═════ Extract to read

Equivalent fractions are one area where conceptual and procedural understanding can diverge. Students who learn to multiply the numerator and denominator by the same number can produce equivalent fractions without understanding what they are doing. Students who understand that 2/4 and 1/2 represent the same amount because they occupy the same location on a number line have a much more durable understanding, and that understanding carries over to all fraction operations in 4th and 5th grade.

The Cover Up game builds that understanding from the ground up. Students construct their own paper fraction strips, partitioned into halves, fourths, and eighths. Then they roll a die marked with fractions and use the strips to cover their number line. The physical act of covering the same space with different-sized pieces makes equivalence visible rather than abstract.

The BLOG SQUARE Fraction Cover Up Game features colored paper strips labeled with fractions such as 1/8 and 1/2, placed on a notebook page with matching fraction boxes drawn for an engaging math activity.

══════════
═════ Data segment

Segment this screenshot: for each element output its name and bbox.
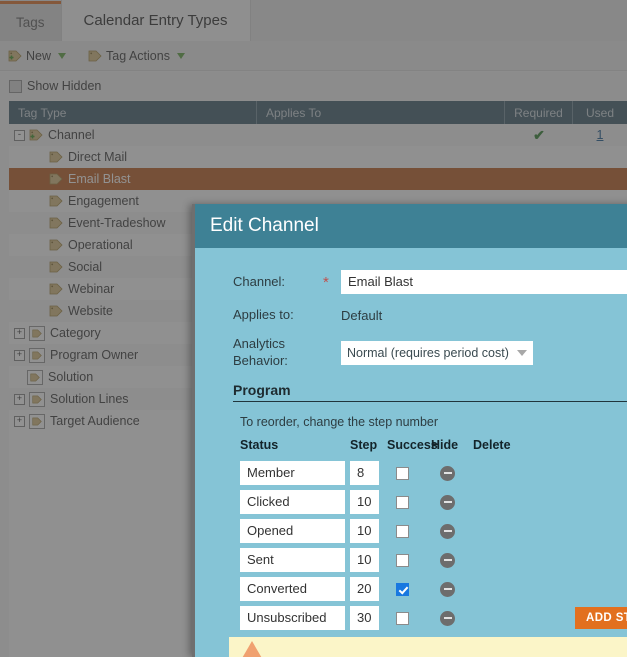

══════════

*Set exercise*
Copy, word for word, the part of the equivalent-fractions text that opens with the words containing "Equivalent fractions are" and closes with "and 5th grade.".

*Response below*
Equivalent fractions are one area where conceptual and procedural understanding can diverge. Students who learn to multiply the numerator and denominator by the same number can produce equivalent fractions without understanding what they are doing. Students who understand that 2/4 and 1/2 represent the same amount because they occupy the same location on a number line have a much more durable understanding, and that understanding carries over to all fraction operations in 4th and 5th grade.